- WRITTEN TASK -
Identify every line containing the word "your" and reproduce each one.

# PROVIDED ENTRIES start

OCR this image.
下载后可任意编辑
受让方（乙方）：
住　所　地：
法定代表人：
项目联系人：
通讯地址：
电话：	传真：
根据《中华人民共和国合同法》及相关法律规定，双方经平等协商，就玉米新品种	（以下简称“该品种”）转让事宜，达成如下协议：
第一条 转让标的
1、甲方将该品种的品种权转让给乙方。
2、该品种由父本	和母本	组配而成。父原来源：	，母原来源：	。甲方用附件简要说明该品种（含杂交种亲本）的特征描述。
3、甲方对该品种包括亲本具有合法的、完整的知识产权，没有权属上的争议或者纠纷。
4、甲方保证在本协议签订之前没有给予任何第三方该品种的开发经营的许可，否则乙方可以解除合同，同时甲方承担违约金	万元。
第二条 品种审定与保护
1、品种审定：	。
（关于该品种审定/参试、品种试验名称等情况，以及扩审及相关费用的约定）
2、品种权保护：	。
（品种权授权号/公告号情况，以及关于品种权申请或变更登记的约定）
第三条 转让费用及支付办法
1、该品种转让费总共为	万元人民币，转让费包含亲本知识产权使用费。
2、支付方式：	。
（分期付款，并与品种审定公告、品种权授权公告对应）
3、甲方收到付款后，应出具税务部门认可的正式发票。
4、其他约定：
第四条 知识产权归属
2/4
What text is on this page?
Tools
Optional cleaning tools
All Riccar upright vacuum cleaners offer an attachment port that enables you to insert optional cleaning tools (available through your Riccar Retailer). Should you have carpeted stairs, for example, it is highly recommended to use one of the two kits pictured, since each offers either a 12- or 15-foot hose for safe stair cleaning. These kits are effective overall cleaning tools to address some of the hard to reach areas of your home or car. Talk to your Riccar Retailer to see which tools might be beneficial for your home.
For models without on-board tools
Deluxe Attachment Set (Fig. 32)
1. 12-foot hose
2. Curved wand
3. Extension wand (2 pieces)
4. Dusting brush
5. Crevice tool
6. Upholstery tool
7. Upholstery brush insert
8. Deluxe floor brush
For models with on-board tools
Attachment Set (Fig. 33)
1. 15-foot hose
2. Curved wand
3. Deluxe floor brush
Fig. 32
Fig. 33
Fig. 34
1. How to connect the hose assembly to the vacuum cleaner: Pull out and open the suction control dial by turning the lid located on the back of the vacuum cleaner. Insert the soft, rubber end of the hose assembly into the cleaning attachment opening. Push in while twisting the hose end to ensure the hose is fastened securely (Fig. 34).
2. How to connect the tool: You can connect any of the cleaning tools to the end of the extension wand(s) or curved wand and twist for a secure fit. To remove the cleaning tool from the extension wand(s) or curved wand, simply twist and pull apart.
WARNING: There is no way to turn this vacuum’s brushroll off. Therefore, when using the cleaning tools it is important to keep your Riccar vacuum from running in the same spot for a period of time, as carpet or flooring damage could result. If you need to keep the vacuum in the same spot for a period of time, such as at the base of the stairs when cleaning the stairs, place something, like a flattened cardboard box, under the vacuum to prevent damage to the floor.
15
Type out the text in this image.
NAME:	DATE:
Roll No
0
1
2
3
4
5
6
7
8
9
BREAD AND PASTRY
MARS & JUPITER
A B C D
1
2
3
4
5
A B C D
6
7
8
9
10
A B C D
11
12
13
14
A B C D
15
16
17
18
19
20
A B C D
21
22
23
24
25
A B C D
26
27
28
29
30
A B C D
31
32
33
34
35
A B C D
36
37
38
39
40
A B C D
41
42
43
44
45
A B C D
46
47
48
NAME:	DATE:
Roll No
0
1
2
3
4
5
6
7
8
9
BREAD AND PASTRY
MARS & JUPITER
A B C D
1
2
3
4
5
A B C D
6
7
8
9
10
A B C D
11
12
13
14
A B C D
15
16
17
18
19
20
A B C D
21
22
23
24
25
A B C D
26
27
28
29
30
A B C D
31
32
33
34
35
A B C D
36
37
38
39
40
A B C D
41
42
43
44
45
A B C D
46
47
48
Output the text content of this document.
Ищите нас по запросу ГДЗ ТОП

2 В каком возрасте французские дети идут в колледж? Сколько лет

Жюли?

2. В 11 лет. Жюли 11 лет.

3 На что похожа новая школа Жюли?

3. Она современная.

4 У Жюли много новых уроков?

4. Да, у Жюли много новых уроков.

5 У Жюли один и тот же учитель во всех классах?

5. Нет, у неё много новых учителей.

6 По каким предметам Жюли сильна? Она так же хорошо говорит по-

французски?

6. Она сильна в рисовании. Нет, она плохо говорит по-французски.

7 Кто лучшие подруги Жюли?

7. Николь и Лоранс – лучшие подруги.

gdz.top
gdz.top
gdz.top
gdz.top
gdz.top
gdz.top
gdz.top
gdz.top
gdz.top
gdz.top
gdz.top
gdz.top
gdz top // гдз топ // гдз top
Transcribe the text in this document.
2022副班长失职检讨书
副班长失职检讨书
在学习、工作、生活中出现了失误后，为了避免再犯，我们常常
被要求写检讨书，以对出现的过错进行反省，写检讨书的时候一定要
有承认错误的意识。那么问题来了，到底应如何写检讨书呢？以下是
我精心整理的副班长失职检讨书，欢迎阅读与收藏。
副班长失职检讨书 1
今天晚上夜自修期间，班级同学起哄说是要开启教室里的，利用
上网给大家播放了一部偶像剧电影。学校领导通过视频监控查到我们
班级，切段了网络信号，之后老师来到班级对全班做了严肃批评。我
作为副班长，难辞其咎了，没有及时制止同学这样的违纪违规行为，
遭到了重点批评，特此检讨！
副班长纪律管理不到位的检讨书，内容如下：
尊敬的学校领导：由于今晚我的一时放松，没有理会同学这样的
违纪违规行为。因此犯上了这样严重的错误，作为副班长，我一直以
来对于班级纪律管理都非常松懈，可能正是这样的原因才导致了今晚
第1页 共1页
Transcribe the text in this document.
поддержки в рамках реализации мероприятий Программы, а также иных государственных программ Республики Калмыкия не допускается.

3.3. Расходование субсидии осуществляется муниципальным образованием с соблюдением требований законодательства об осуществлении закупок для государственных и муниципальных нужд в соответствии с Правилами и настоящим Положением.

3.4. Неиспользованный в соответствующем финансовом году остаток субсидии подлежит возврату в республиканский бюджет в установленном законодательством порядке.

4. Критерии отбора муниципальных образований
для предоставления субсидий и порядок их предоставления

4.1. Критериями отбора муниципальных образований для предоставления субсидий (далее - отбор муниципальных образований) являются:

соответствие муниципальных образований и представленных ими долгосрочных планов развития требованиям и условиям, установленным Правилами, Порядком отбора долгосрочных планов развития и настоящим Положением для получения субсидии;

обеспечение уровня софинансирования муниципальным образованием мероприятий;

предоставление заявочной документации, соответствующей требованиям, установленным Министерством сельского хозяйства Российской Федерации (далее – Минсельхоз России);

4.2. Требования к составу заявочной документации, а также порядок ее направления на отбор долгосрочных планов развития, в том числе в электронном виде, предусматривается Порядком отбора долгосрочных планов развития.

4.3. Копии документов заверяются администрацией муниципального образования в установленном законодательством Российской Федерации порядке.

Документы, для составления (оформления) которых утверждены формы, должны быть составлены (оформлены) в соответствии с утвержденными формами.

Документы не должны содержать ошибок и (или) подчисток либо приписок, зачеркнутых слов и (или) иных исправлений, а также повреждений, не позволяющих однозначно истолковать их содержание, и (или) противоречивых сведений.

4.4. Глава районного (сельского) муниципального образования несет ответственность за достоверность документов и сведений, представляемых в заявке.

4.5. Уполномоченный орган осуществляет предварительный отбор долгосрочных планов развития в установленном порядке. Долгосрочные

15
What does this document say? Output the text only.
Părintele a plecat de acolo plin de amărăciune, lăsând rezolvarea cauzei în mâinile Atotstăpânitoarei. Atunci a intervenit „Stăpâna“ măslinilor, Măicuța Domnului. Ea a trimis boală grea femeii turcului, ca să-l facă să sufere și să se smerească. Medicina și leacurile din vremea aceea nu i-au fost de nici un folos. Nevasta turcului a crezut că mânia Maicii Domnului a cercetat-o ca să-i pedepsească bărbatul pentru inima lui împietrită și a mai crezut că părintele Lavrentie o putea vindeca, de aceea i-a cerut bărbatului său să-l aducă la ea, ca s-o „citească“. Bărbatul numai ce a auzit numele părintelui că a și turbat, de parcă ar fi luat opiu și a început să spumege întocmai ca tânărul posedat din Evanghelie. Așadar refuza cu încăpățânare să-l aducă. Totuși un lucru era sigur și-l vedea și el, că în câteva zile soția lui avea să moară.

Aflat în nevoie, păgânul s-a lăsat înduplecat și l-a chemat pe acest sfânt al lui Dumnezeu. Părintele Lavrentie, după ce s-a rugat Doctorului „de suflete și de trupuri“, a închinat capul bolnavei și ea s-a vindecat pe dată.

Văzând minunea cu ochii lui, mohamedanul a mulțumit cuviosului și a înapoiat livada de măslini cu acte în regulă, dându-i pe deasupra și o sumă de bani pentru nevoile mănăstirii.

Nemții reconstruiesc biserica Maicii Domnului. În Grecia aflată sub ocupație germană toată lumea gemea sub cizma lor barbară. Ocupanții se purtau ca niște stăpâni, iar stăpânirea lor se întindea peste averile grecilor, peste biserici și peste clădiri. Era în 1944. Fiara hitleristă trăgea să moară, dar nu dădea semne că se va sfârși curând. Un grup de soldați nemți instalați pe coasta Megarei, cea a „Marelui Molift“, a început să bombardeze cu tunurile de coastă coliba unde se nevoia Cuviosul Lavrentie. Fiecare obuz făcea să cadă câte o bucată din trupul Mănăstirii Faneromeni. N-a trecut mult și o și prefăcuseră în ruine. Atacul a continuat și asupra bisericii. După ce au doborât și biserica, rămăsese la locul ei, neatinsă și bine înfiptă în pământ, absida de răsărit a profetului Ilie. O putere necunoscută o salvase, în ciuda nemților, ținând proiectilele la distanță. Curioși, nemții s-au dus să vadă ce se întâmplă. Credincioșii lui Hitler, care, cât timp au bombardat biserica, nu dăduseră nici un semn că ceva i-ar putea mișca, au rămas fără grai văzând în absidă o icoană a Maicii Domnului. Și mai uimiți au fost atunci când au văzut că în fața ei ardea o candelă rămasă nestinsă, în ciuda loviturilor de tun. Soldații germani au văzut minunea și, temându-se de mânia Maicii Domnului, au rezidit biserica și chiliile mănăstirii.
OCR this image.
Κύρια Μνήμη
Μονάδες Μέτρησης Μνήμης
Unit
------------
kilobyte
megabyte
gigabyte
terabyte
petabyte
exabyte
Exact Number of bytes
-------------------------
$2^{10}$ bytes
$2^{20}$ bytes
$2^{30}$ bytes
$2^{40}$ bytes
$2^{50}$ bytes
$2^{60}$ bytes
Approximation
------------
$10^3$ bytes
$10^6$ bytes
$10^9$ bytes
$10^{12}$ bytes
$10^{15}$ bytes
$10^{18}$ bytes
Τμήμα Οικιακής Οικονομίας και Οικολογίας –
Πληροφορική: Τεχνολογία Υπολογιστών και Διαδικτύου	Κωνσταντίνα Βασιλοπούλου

# PROVIDED ENTRIES end

- ANSWER TO THIS TASK -
All Riccar upright vacuum cleaners offer an attachment port that enables you to insert optional cleaning tools (available through your Riccar Retailer). Should you have carpeted stairs, for example, it is highly recommended to use one of the two kits pictured, since each offers either a 12- or 15-foot hose for safe stair cleaning. These kits are effective overall cleaning tools to address some of the hard to reach areas of your home or car. Talk to your Riccar Retailer to see which tools might be beneficial for your home.
WARNING: There is no way to turn this vacuum’s brushroll off. Therefore, when using the cleaning tools it is important to keep your Riccar vacuum from running in the same spot for a period of time, as carpet or flooring damage could result. If you need to keep the vacuum in the same spot for a period of time, such as at the base of the stairs when cleaning the stairs, place something, like a flattened cardboard box, under the vacuum to prevent damage to the floor.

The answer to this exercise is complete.